AIM OF THE TASK: Rewrite the records starting at the first line and ending at the line containing "Bar: [65, 131, 80, 238]", replacing "Bar" with "Column" and leaving everything else unchanged.

▼

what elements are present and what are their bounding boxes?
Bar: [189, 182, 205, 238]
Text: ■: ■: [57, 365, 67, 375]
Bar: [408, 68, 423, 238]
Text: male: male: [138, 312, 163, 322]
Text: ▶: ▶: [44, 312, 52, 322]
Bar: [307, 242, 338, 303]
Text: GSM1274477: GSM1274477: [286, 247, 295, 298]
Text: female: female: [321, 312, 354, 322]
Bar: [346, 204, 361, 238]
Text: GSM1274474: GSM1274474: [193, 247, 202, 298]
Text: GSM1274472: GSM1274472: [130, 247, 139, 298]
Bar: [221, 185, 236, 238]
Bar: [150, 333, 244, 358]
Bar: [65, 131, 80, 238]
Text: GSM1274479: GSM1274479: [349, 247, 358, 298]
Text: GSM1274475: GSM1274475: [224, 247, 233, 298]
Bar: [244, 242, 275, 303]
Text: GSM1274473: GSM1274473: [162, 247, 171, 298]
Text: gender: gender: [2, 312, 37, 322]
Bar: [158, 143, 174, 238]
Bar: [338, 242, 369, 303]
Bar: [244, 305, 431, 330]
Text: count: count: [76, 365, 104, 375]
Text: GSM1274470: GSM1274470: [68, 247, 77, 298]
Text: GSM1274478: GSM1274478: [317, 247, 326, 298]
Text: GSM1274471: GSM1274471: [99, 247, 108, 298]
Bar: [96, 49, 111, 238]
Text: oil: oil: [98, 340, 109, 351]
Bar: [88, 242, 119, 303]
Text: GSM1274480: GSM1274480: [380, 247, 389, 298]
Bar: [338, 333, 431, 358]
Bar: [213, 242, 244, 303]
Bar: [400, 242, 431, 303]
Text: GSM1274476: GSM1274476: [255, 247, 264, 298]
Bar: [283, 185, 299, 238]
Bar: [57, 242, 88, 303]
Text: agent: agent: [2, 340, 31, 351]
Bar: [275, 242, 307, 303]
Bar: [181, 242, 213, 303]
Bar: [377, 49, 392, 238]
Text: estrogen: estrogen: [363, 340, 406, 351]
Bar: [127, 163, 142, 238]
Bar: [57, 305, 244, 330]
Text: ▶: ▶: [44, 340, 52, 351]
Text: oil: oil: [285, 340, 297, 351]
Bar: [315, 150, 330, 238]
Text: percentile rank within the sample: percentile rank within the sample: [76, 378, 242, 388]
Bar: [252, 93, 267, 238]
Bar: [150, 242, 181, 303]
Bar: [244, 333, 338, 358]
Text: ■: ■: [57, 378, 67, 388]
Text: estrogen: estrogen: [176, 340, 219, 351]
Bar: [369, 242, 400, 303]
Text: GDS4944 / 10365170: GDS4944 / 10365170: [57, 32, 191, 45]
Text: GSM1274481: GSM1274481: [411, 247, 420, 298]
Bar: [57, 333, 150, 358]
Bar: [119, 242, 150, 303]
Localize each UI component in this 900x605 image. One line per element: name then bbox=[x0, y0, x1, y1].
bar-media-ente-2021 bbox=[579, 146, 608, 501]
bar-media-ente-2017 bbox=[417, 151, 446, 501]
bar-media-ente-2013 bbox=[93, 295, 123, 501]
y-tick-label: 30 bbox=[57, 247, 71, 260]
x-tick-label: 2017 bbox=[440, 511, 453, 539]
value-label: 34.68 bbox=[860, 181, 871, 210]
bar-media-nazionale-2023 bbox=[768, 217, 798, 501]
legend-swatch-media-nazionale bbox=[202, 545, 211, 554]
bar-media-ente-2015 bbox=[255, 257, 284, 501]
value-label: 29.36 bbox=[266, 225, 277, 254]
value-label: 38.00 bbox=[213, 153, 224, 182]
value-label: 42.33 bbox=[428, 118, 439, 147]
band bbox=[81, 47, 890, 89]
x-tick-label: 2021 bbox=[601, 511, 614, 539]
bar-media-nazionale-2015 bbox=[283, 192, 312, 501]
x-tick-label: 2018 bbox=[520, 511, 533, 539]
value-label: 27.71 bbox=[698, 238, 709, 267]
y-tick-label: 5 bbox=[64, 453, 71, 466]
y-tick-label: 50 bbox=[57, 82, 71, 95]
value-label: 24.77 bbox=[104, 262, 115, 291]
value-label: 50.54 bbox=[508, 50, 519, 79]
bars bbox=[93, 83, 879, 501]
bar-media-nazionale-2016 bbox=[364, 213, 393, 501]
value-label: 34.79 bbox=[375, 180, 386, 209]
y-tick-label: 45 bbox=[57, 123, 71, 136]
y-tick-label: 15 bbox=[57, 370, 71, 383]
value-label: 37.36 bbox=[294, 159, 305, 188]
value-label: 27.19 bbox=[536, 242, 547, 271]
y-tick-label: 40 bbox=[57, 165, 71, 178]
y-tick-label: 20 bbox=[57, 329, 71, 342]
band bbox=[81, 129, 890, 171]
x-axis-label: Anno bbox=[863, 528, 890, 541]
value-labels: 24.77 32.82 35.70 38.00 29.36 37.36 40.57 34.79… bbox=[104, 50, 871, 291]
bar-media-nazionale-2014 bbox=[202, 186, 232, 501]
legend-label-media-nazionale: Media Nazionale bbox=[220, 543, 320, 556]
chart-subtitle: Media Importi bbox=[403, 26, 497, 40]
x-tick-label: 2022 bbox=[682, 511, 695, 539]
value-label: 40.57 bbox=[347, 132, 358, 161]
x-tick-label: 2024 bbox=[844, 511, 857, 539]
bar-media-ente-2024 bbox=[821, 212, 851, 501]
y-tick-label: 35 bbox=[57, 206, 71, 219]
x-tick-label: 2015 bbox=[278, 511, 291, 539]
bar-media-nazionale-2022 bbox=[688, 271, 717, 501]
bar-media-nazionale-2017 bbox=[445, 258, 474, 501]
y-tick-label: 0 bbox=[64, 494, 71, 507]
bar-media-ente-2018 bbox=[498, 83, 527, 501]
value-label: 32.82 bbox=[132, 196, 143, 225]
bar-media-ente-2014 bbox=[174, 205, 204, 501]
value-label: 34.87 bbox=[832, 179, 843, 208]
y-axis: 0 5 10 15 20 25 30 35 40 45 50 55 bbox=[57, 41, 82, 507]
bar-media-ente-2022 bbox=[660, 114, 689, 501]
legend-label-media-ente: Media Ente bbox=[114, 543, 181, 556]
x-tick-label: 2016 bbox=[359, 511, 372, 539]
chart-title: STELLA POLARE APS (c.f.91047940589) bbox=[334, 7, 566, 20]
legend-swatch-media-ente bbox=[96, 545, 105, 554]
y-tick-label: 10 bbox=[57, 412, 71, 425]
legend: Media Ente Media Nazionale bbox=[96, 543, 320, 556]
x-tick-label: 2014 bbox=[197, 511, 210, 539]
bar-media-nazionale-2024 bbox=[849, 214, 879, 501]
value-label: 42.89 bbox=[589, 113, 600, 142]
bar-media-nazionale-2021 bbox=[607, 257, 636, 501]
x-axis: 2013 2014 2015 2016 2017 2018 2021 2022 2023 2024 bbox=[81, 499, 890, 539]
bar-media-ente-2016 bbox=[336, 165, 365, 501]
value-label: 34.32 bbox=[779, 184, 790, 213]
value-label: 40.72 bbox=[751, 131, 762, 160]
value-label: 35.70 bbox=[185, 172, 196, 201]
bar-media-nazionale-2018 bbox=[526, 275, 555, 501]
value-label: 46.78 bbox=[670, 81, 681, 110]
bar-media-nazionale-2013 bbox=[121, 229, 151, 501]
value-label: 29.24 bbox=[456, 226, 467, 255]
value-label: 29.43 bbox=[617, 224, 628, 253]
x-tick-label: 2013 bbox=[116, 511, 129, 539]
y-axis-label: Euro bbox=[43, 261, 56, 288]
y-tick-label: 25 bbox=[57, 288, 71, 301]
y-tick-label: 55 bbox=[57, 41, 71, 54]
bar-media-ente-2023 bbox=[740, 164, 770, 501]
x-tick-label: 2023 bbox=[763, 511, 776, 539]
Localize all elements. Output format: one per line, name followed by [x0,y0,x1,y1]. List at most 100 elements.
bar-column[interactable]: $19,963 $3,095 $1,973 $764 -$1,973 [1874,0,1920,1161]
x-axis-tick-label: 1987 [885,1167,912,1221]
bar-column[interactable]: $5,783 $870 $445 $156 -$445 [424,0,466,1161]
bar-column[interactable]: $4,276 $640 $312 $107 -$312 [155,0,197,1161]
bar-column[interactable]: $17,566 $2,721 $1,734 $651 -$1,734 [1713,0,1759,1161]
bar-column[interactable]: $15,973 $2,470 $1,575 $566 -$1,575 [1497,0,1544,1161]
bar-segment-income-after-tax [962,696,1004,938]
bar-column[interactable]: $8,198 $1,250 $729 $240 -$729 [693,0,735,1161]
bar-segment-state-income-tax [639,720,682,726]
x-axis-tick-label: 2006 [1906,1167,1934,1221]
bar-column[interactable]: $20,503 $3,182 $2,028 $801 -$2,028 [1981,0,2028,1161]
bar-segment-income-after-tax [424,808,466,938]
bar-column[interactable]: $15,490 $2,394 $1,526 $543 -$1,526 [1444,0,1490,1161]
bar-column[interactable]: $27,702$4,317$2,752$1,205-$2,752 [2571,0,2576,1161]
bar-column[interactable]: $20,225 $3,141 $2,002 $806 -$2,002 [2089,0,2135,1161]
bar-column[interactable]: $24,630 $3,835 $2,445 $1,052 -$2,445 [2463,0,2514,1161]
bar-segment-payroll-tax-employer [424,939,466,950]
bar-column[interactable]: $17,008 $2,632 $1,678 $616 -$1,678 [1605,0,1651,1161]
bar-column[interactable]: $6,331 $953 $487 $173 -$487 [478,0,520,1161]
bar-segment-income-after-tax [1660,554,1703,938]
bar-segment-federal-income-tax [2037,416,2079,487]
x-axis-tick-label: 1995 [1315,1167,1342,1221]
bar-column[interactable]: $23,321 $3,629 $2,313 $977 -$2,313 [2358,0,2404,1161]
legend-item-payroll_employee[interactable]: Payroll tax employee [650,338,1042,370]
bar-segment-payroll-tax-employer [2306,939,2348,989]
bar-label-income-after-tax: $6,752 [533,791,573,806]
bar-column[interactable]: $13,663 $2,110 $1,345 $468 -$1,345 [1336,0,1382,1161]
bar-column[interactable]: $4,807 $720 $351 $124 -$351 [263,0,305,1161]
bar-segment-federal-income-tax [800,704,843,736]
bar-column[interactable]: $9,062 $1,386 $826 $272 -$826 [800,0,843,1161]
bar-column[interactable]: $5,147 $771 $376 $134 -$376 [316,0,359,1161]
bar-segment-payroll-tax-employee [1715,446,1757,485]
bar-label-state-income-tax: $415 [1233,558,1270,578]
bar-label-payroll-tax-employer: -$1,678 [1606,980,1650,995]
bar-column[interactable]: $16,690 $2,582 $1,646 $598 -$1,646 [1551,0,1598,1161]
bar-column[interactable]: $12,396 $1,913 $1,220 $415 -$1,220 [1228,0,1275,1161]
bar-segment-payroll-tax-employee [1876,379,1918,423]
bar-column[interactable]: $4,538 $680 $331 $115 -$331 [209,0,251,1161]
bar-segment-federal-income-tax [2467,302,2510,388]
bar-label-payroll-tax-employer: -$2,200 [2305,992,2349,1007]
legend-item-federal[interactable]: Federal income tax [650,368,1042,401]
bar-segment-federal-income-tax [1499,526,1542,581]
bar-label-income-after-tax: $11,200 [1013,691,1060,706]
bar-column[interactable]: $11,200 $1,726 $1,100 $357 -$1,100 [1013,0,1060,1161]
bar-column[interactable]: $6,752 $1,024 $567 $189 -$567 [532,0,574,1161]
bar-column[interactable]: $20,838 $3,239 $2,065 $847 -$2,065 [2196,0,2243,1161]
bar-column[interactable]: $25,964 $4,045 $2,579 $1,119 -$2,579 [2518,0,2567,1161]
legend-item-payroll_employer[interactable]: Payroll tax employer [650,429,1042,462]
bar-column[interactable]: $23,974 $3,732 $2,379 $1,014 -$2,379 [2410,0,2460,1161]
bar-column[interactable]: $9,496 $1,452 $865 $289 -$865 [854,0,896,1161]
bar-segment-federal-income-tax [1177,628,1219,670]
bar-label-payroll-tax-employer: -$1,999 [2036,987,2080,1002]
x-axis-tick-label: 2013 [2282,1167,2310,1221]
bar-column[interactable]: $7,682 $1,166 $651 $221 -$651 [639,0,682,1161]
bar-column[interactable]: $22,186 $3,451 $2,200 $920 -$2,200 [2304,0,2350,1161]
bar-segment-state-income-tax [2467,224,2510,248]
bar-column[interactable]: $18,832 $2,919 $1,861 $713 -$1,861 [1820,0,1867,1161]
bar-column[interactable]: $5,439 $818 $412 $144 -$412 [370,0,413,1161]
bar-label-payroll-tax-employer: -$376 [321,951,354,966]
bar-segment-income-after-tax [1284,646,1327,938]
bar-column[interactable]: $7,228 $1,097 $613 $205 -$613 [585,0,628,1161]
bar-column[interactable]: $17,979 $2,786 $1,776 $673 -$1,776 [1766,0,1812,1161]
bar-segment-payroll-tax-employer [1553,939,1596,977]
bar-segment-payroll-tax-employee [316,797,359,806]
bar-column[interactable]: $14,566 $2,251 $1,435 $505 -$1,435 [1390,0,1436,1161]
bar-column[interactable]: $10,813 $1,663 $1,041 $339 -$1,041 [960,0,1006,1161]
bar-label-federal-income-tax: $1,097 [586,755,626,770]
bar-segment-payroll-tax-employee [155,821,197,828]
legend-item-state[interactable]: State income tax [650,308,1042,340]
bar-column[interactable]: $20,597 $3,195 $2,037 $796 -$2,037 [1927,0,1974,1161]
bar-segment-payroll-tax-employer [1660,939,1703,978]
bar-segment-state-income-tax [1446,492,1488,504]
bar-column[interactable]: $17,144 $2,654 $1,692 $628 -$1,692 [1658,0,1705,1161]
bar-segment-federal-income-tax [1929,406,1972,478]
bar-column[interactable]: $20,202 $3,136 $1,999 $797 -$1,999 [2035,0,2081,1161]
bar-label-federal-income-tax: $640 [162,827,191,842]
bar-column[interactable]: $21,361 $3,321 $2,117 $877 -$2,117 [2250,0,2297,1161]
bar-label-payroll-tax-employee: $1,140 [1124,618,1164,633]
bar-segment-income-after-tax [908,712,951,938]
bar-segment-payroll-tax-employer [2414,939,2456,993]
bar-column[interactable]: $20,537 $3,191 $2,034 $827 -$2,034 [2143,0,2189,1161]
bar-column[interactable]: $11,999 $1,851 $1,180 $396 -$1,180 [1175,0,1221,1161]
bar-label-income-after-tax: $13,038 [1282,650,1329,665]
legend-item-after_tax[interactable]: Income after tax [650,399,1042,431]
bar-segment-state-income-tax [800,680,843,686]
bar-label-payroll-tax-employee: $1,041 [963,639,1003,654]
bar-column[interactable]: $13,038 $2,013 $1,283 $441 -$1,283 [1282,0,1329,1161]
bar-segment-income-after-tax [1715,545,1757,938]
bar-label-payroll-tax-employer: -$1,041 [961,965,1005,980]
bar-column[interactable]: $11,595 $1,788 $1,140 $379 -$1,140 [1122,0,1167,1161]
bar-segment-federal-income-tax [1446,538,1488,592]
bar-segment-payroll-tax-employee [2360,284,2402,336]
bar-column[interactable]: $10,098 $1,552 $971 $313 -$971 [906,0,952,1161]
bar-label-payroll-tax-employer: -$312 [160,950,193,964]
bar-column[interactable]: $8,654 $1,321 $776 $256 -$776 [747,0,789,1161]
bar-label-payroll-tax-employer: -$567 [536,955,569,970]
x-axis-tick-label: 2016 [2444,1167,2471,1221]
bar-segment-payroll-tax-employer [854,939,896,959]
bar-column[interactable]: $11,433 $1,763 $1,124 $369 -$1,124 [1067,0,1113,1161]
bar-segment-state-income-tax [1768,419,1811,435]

▲

OUTPUT OF THE TASK:
what elements are present and what are their bounding boxes?
Column: [189, 182, 205, 238]
Text: ■: ■: [57, 365, 67, 375]
Column: [408, 68, 423, 238]
Text: male: male: [138, 312, 163, 322]
Text: ▶: ▶: [44, 312, 52, 322]
Column: [307, 242, 338, 303]
Text: GSM1274477: GSM1274477: [286, 247, 295, 298]
Text: female: female: [321, 312, 354, 322]
Column: [346, 204, 361, 238]
Text: GSM1274474: GSM1274474: [193, 247, 202, 298]
Text: GSM1274472: GSM1274472: [130, 247, 139, 298]
Column: [221, 185, 236, 238]
Column: [150, 333, 244, 358]
Column: [65, 131, 80, 238]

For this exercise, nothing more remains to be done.